Only the pictures are left out: repeat the rest of the entries exactly.

Start PROVIDED ENTRIES

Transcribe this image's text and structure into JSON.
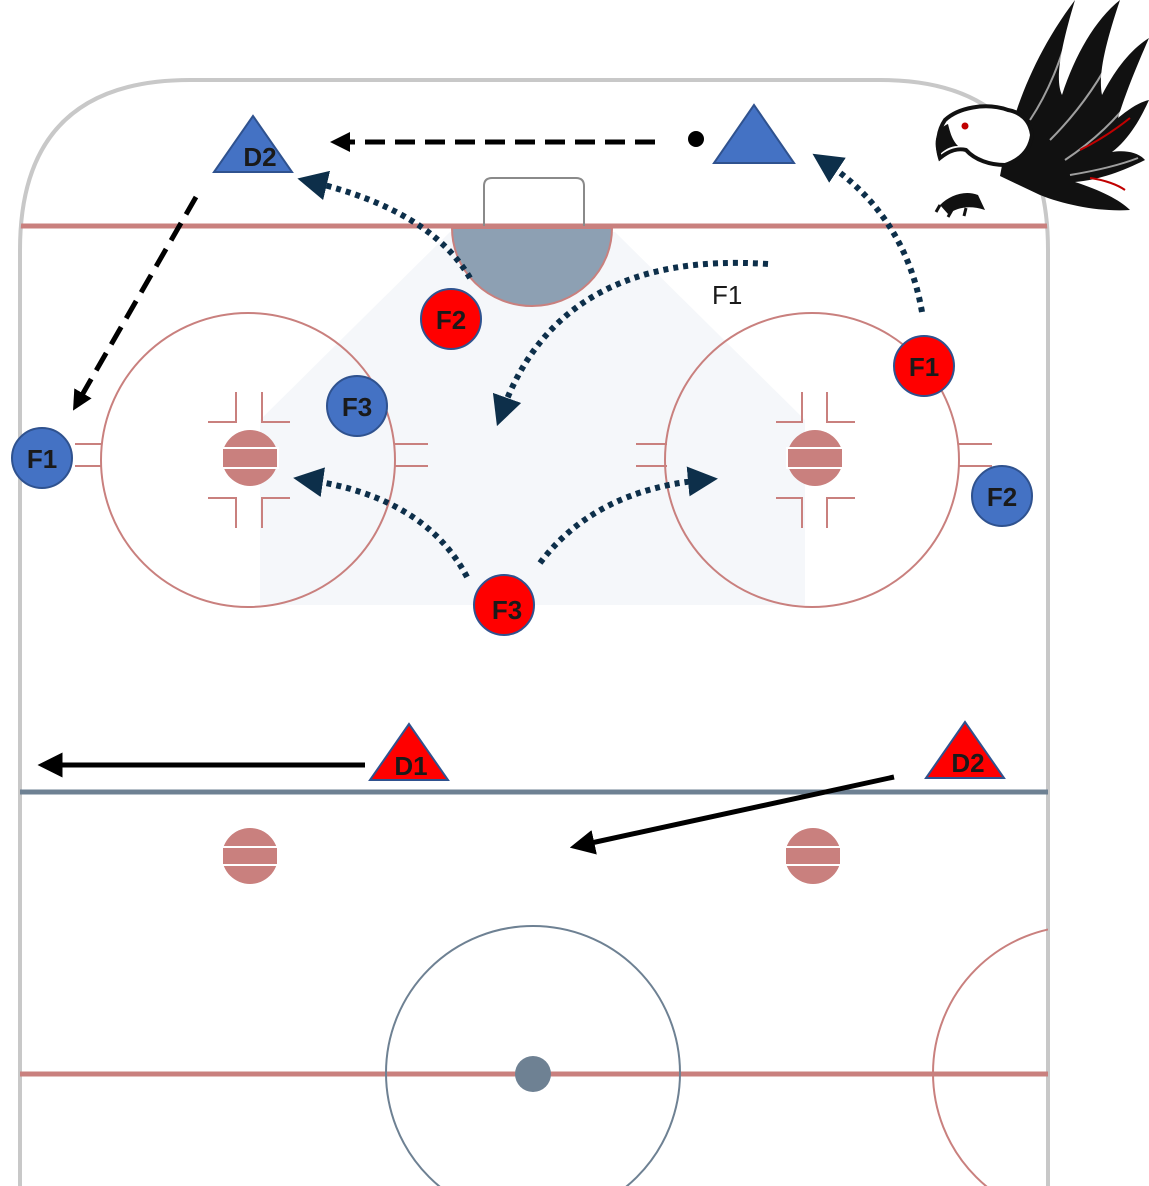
{
  "colors": {
    "offense": "#ff0000",
    "defense": "#4472c4",
    "rink_line_red": "#c9807e",
    "blue_line": "#6e8193",
    "board": "#bfbfbf",
    "crease": "#8da0b3",
    "slot_shade": "#f4f6f9",
    "arrow_dotted": "#0d2f4a",
    "arrow_solid": "#000000"
  },
  "logo": {
    "icon": "hawk-logo"
  },
  "free_labels": {
    "route_label": "F1"
  },
  "defense_players": {
    "f1": "F1",
    "f2": "F2",
    "f3": "F3",
    "d2": "D2",
    "cone": ""
  },
  "offense_players": {
    "f1": "F1",
    "f2": "F2",
    "f3": "F3",
    "d1": "D1",
    "d2": "D2"
  }
}
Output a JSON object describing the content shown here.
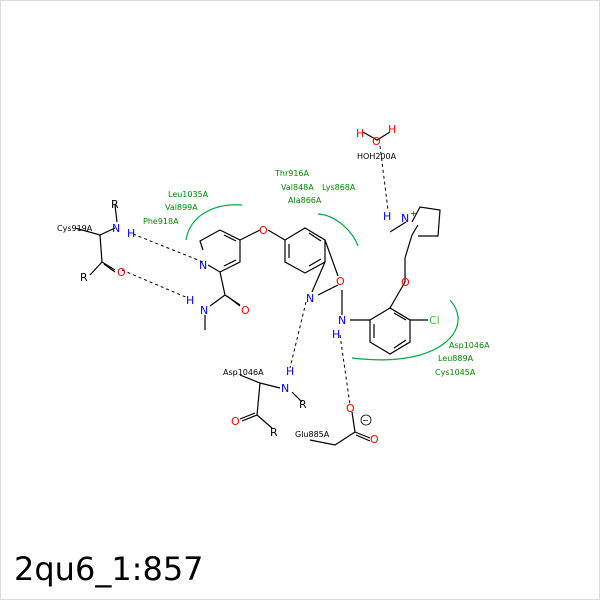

End PROVIDED ENTRIES

ANSWER TO THE TASK:
Transcribe this image's text and structure into JSON.
{
  "colors": {
    "offense": "#ff0000",
    "defense": "#4472c4",
    "rink_line_red": "#c9807e",
    "blue_line": "#6e8193",
    "board": "#bfbfbf",
    "crease": "#8da0b3",
    "slot_shade": "#f4f6f9",
    "arrow_dotted": "#0d2f4a",
    "arrow_solid": "#000000"
  },
  "logo": {
    "icon": "hawk-logo"
  },
  "free_labels": {
    "route_label": "F1"
  },
  "defense_players": {
    "f1": "F1",
    "f2": "F2",
    "f3": "F3",
    "d2": "D2",
    "cone": ""
  },
  "offense_players": {
    "f1": "F1",
    "f2": "F2",
    "f3": "F3",
    "d1": "D1",
    "d2": "D2"
  }
}
Output a JSON object describing the content shown here.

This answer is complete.